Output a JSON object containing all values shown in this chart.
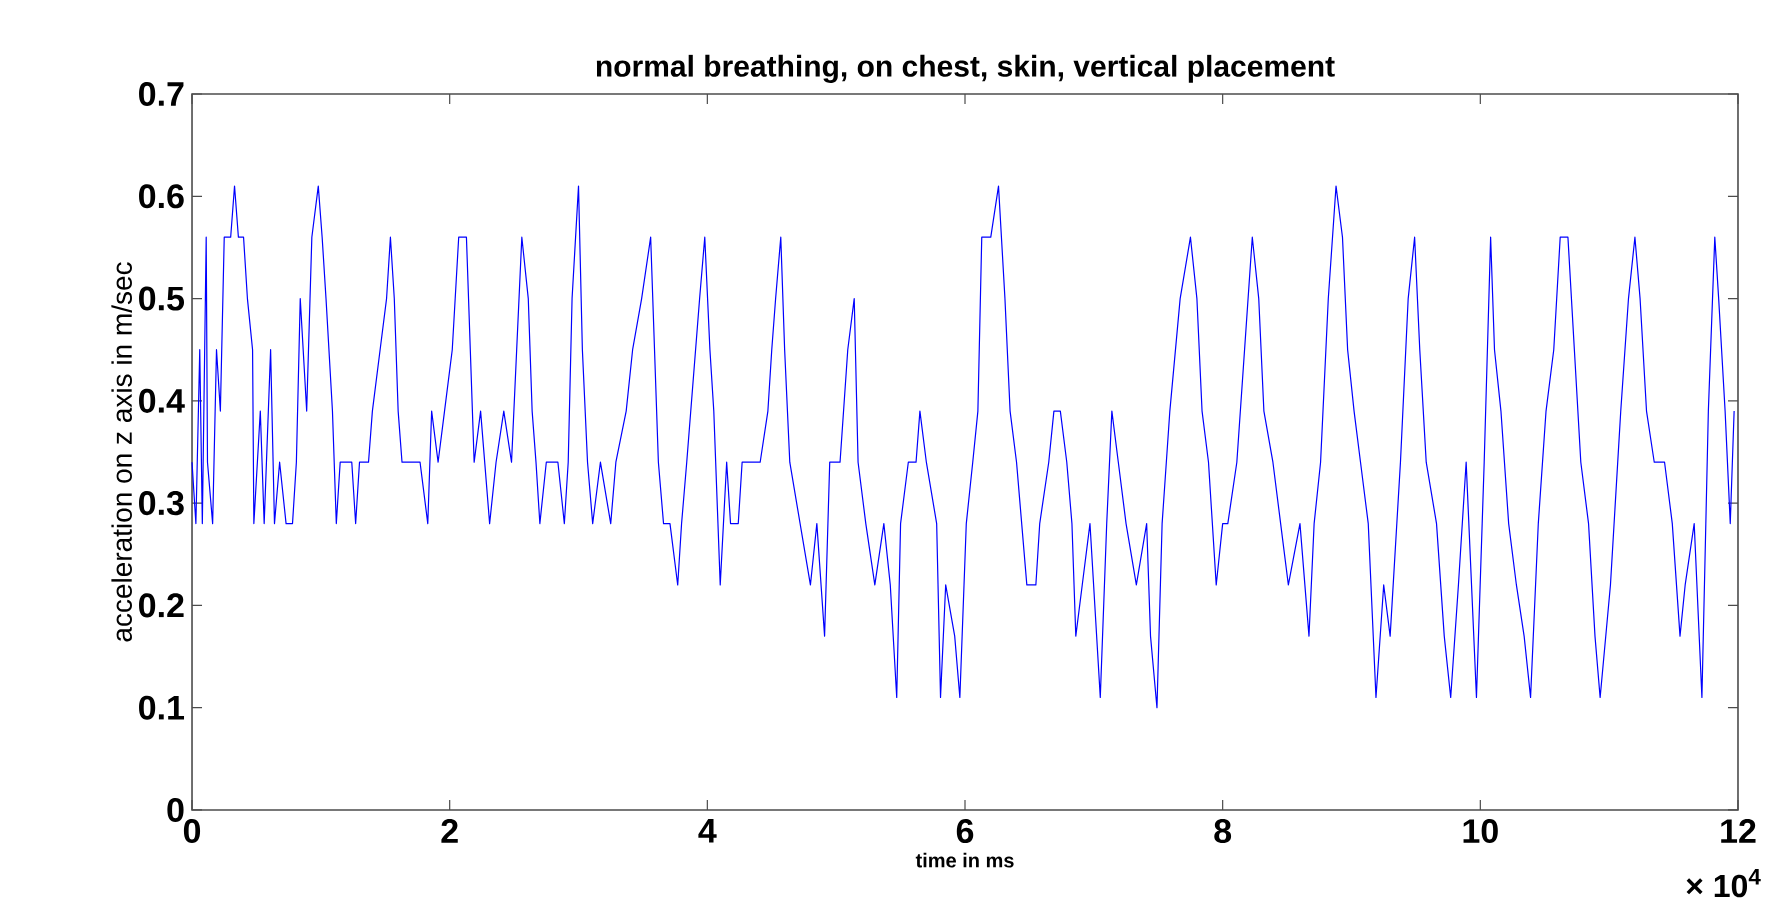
{
  "chart_data": {
    "type": "line",
    "title": "normal breathing, on chest, skin, vertical placement",
    "xlabel": "time in ms",
    "ylabel": "acceleration on z axis in m/sec",
    "xlim": [
      0,
      12
    ],
    "ylim": [
      0,
      0.7
    ],
    "xticks": [
      0,
      2,
      4,
      6,
      8,
      10,
      12
    ],
    "yticks": [
      0,
      0.1,
      0.2,
      0.3,
      0.4,
      0.5,
      0.6,
      0.7
    ],
    "annotations": [
      "× 10$^{4}$"
    ],
    "line_style": "solid",
    "series": [
      {
        "color": "#0000ff",
        "x": [
          0,
          0.03,
          0.06,
          0.08,
          0.11,
          0.12,
          0.16,
          0.19,
          0.22,
          0.25,
          0.3,
          0.33,
          0.36,
          0.4,
          0.43,
          0.47,
          0.48,
          0.53,
          0.56,
          0.61,
          0.64,
          0.68,
          0.73,
          0.78,
          0.81,
          0.84,
          0.89,
          0.93,
          0.98,
          1.01,
          1.04,
          1.09,
          1.12,
          1.15,
          1.24,
          1.27,
          1.3,
          1.37,
          1.4,
          1.46,
          1.51,
          1.54,
          1.57,
          1.6,
          1.63,
          1.77,
          1.83,
          1.86,
          1.91,
          1.96,
          2.02,
          2.07,
          2.13,
          2.16,
          2.19,
          2.24,
          2.31,
          2.36,
          2.42,
          2.48,
          2.52,
          2.56,
          2.61,
          2.64,
          2.67,
          2.7,
          2.75,
          2.84,
          2.89,
          2.92,
          2.95,
          3,
          3.03,
          3.07,
          3.11,
          3.17,
          3.25,
          3.29,
          3.37,
          3.42,
          3.49,
          3.56,
          3.59,
          3.62,
          3.66,
          3.71,
          3.77,
          3.8,
          3.84,
          3.94,
          3.98,
          4.02,
          4.05,
          4.1,
          4.15,
          4.18,
          4.24,
          4.27,
          4.41,
          4.47,
          4.5,
          4.53,
          4.57,
          4.6,
          4.64,
          4.8,
          4.85,
          4.91,
          4.95,
          5.03,
          5.09,
          5.14,
          5.17,
          5.23,
          5.3,
          5.37,
          5.42,
          5.47,
          5.5,
          5.56,
          5.62,
          5.65,
          5.7,
          5.78,
          5.81,
          5.85,
          5.92,
          5.96,
          6.01,
          6.06,
          6.1,
          6.13,
          6.2,
          6.26,
          6.31,
          6.35,
          6.4,
          6.44,
          6.48,
          6.55,
          6.58,
          6.65,
          6.69,
          6.74,
          6.79,
          6.83,
          6.86,
          6.91,
          6.97,
          7.05,
          7.1,
          7.14,
          7.19,
          7.25,
          7.33,
          7.41,
          7.44,
          7.49,
          7.53,
          7.59,
          7.67,
          7.75,
          7.8,
          7.84,
          7.89,
          7.95,
          8,
          8.04,
          8.11,
          8.17,
          8.23,
          8.28,
          8.32,
          8.39,
          8.45,
          8.51,
          8.6,
          8.67,
          8.71,
          8.76,
          8.82,
          8.88,
          8.93,
          8.97,
          9.02,
          9.07,
          9.13,
          9.19,
          9.25,
          9.3,
          9.38,
          9.44,
          9.49,
          9.53,
          9.58,
          9.66,
          9.72,
          9.77,
          9.83,
          9.89,
          9.97,
          10.03,
          10.08,
          10.11,
          10.16,
          10.22,
          10.28,
          10.34,
          10.39,
          10.45,
          10.51,
          10.57,
          10.62,
          10.68,
          10.73,
          10.78,
          10.84,
          10.89,
          10.93,
          11.01,
          11.09,
          11.15,
          11.2,
          11.24,
          11.29,
          11.35,
          11.43,
          11.49,
          11.55,
          11.59,
          11.66,
          11.72,
          11.77,
          11.82,
          11.85,
          11.9,
          11.94,
          11.97
        ],
        "values": [
          0.34,
          0.28,
          0.45,
          0.28,
          0.56,
          0.34,
          0.28,
          0.45,
          0.39,
          0.56,
          0.56,
          0.61,
          0.56,
          0.56,
          0.5,
          0.45,
          0.28,
          0.39,
          0.28,
          0.45,
          0.28,
          0.34,
          0.28,
          0.28,
          0.34,
          0.5,
          0.39,
          0.56,
          0.61,
          0.56,
          0.5,
          0.39,
          0.28,
          0.34,
          0.34,
          0.28,
          0.34,
          0.34,
          0.39,
          0.45,
          0.5,
          0.56,
          0.5,
          0.39,
          0.34,
          0.34,
          0.28,
          0.39,
          0.34,
          0.39,
          0.45,
          0.56,
          0.56,
          0.45,
          0.34,
          0.39,
          0.28,
          0.34,
          0.39,
          0.34,
          0.45,
          0.56,
          0.5,
          0.39,
          0.34,
          0.28,
          0.34,
          0.34,
          0.28,
          0.34,
          0.5,
          0.61,
          0.45,
          0.34,
          0.28,
          0.34,
          0.28,
          0.34,
          0.39,
          0.45,
          0.5,
          0.56,
          0.45,
          0.34,
          0.28,
          0.28,
          0.22,
          0.28,
          0.34,
          0.5,
          0.56,
          0.45,
          0.39,
          0.22,
          0.34,
          0.28,
          0.28,
          0.34,
          0.34,
          0.39,
          0.45,
          0.5,
          0.56,
          0.45,
          0.34,
          0.22,
          0.28,
          0.17,
          0.34,
          0.34,
          0.45,
          0.5,
          0.34,
          0.28,
          0.22,
          0.28,
          0.22,
          0.11,
          0.28,
          0.34,
          0.34,
          0.39,
          0.34,
          0.28,
          0.11,
          0.22,
          0.17,
          0.11,
          0.28,
          0.34,
          0.39,
          0.56,
          0.56,
          0.61,
          0.5,
          0.39,
          0.34,
          0.28,
          0.22,
          0.22,
          0.28,
          0.34,
          0.39,
          0.39,
          0.34,
          0.28,
          0.17,
          0.22,
          0.28,
          0.11,
          0.28,
          0.39,
          0.34,
          0.28,
          0.22,
          0.28,
          0.17,
          0.1,
          0.28,
          0.39,
          0.5,
          0.56,
          0.5,
          0.39,
          0.34,
          0.22,
          0.28,
          0.28,
          0.34,
          0.45,
          0.56,
          0.5,
          0.39,
          0.34,
          0.28,
          0.22,
          0.28,
          0.17,
          0.28,
          0.34,
          0.5,
          0.61,
          0.56,
          0.45,
          0.39,
          0.34,
          0.28,
          0.11,
          0.22,
          0.17,
          0.34,
          0.5,
          0.56,
          0.45,
          0.34,
          0.28,
          0.17,
          0.11,
          0.22,
          0.34,
          0.11,
          0.34,
          0.56,
          0.45,
          0.39,
          0.28,
          0.22,
          0.17,
          0.11,
          0.28,
          0.39,
          0.45,
          0.56,
          0.56,
          0.45,
          0.34,
          0.28,
          0.17,
          0.11,
          0.22,
          0.39,
          0.5,
          0.56,
          0.5,
          0.39,
          0.34,
          0.34,
          0.28,
          0.17,
          0.22,
          0.28,
          0.11,
          0.39,
          0.56,
          0.5,
          0.39,
          0.28,
          0.39
        ]
      }
    ]
  }
}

- _Exercise goal_
Make an exact copy of the records shown above, without the pictures.

- _Complete answer_
Output a JSON object containing all values shown in this chart.
{
  "chart_data": {
    "type": "line",
    "title": "normal breathing, on chest, skin, vertical placement",
    "xlabel": "time in ms",
    "ylabel": "acceleration on z axis in m/sec",
    "xlim": [
      0,
      12
    ],
    "ylim": [
      0,
      0.7
    ],
    "xticks": [
      0,
      2,
      4,
      6,
      8,
      10,
      12
    ],
    "yticks": [
      0,
      0.1,
      0.2,
      0.3,
      0.4,
      0.5,
      0.6,
      0.7
    ],
    "annotations": [
      "× 10$^{4}$"
    ],
    "line_style": "solid",
    "series": [
      {
        "color": "#0000ff",
        "x": [
          0,
          0.03,
          0.06,
          0.08,
          0.11,
          0.12,
          0.16,
          0.19,
          0.22,
          0.25,
          0.3,
          0.33,
          0.36,
          0.4,
          0.43,
          0.47,
          0.48,
          0.53,
          0.56,
          0.61,
          0.64,
          0.68,
          0.73,
          0.78,
          0.81,
          0.84,
          0.89,
          0.93,
          0.98,
          1.01,
          1.04,
          1.09,
          1.12,
          1.15,
          1.24,
          1.27,
          1.3,
          1.37,
          1.4,
          1.46,
          1.51,
          1.54,
          1.57,
          1.6,
          1.63,
          1.77,
          1.83,
          1.86,
          1.91,
          1.96,
          2.02,
          2.07,
          2.13,
          2.16,
          2.19,
          2.24,
          2.31,
          2.36,
          2.42,
          2.48,
          2.52,
          2.56,
          2.61,
          2.64,
          2.67,
          2.7,
          2.75,
          2.84,
          2.89,
          2.92,
          2.95,
          3,
          3.03,
          3.07,
          3.11,
          3.17,
          3.25,
          3.29,
          3.37,
          3.42,
          3.49,
          3.56,
          3.59,
          3.62,
          3.66,
          3.71,
          3.77,
          3.8,
          3.84,
          3.94,
          3.98,
          4.02,
          4.05,
          4.1,
          4.15,
          4.18,
          4.24,
          4.27,
          4.41,
          4.47,
          4.5,
          4.53,
          4.57,
          4.6,
          4.64,
          4.8,
          4.85,
          4.91,
          4.95,
          5.03,
          5.09,
          5.14,
          5.17,
          5.23,
          5.3,
          5.37,
          5.42,
          5.47,
          5.5,
          5.56,
          5.62,
          5.65,
          5.7,
          5.78,
          5.81,
          5.85,
          5.92,
          5.96,
          6.01,
          6.06,
          6.1,
          6.13,
          6.2,
          6.26,
          6.31,
          6.35,
          6.4,
          6.44,
          6.48,
          6.55,
          6.58,
          6.65,
          6.69,
          6.74,
          6.79,
          6.83,
          6.86,
          6.91,
          6.97,
          7.05,
          7.1,
          7.14,
          7.19,
          7.25,
          7.33,
          7.41,
          7.44,
          7.49,
          7.53,
          7.59,
          7.67,
          7.75,
          7.8,
          7.84,
          7.89,
          7.95,
          8,
          8.04,
          8.11,
          8.17,
          8.23,
          8.28,
          8.32,
          8.39,
          8.45,
          8.51,
          8.6,
          8.67,
          8.71,
          8.76,
          8.82,
          8.88,
          8.93,
          8.97,
          9.02,
          9.07,
          9.13,
          9.19,
          9.25,
          9.3,
          9.38,
          9.44,
          9.49,
          9.53,
          9.58,
          9.66,
          9.72,
          9.77,
          9.83,
          9.89,
          9.97,
          10.03,
          10.08,
          10.11,
          10.16,
          10.22,
          10.28,
          10.34,
          10.39,
          10.45,
          10.51,
          10.57,
          10.62,
          10.68,
          10.73,
          10.78,
          10.84,
          10.89,
          10.93,
          11.01,
          11.09,
          11.15,
          11.2,
          11.24,
          11.29,
          11.35,
          11.43,
          11.49,
          11.55,
          11.59,
          11.66,
          11.72,
          11.77,
          11.82,
          11.85,
          11.9,
          11.94,
          11.97
        ],
        "values": [
          0.34,
          0.28,
          0.45,
          0.28,
          0.56,
          0.34,
          0.28,
          0.45,
          0.39,
          0.56,
          0.56,
          0.61,
          0.56,
          0.56,
          0.5,
          0.45,
          0.28,
          0.39,
          0.28,
          0.45,
          0.28,
          0.34,
          0.28,
          0.28,
          0.34,
          0.5,
          0.39,
          0.56,
          0.61,
          0.56,
          0.5,
          0.39,
          0.28,
          0.34,
          0.34,
          0.28,
          0.34,
          0.34,
          0.39,
          0.45,
          0.5,
          0.56,
          0.5,
          0.39,
          0.34,
          0.34,
          0.28,
          0.39,
          0.34,
          0.39,
          0.45,
          0.56,
          0.56,
          0.45,
          0.34,
          0.39,
          0.28,
          0.34,
          0.39,
          0.34,
          0.45,
          0.56,
          0.5,
          0.39,
          0.34,
          0.28,
          0.34,
          0.34,
          0.28,
          0.34,
          0.5,
          0.61,
          0.45,
          0.34,
          0.28,
          0.34,
          0.28,
          0.34,
          0.39,
          0.45,
          0.5,
          0.56,
          0.45,
          0.34,
          0.28,
          0.28,
          0.22,
          0.28,
          0.34,
          0.5,
          0.56,
          0.45,
          0.39,
          0.22,
          0.34,
          0.28,
          0.28,
          0.34,
          0.34,
          0.39,
          0.45,
          0.5,
          0.56,
          0.45,
          0.34,
          0.22,
          0.28,
          0.17,
          0.34,
          0.34,
          0.45,
          0.5,
          0.34,
          0.28,
          0.22,
          0.28,
          0.22,
          0.11,
          0.28,
          0.34,
          0.34,
          0.39,
          0.34,
          0.28,
          0.11,
          0.22,
          0.17,
          0.11,
          0.28,
          0.34,
          0.39,
          0.56,
          0.56,
          0.61,
          0.5,
          0.39,
          0.34,
          0.28,
          0.22,
          0.22,
          0.28,
          0.34,
          0.39,
          0.39,
          0.34,
          0.28,
          0.17,
          0.22,
          0.28,
          0.11,
          0.28,
          0.39,
          0.34,
          0.28,
          0.22,
          0.28,
          0.17,
          0.1,
          0.28,
          0.39,
          0.5,
          0.56,
          0.5,
          0.39,
          0.34,
          0.22,
          0.28,
          0.28,
          0.34,
          0.45,
          0.56,
          0.5,
          0.39,
          0.34,
          0.28,
          0.22,
          0.28,
          0.17,
          0.28,
          0.34,
          0.5,
          0.61,
          0.56,
          0.45,
          0.39,
          0.34,
          0.28,
          0.11,
          0.22,
          0.17,
          0.34,
          0.5,
          0.56,
          0.45,
          0.34,
          0.28,
          0.17,
          0.11,
          0.22,
          0.34,
          0.11,
          0.34,
          0.56,
          0.45,
          0.39,
          0.28,
          0.22,
          0.17,
          0.11,
          0.28,
          0.39,
          0.45,
          0.56,
          0.56,
          0.45,
          0.34,
          0.28,
          0.17,
          0.11,
          0.22,
          0.39,
          0.5,
          0.56,
          0.5,
          0.39,
          0.34,
          0.34,
          0.28,
          0.17,
          0.22,
          0.28,
          0.11,
          0.39,
          0.56,
          0.5,
          0.39,
          0.28,
          0.39
        ]
      }
    ]
  }
}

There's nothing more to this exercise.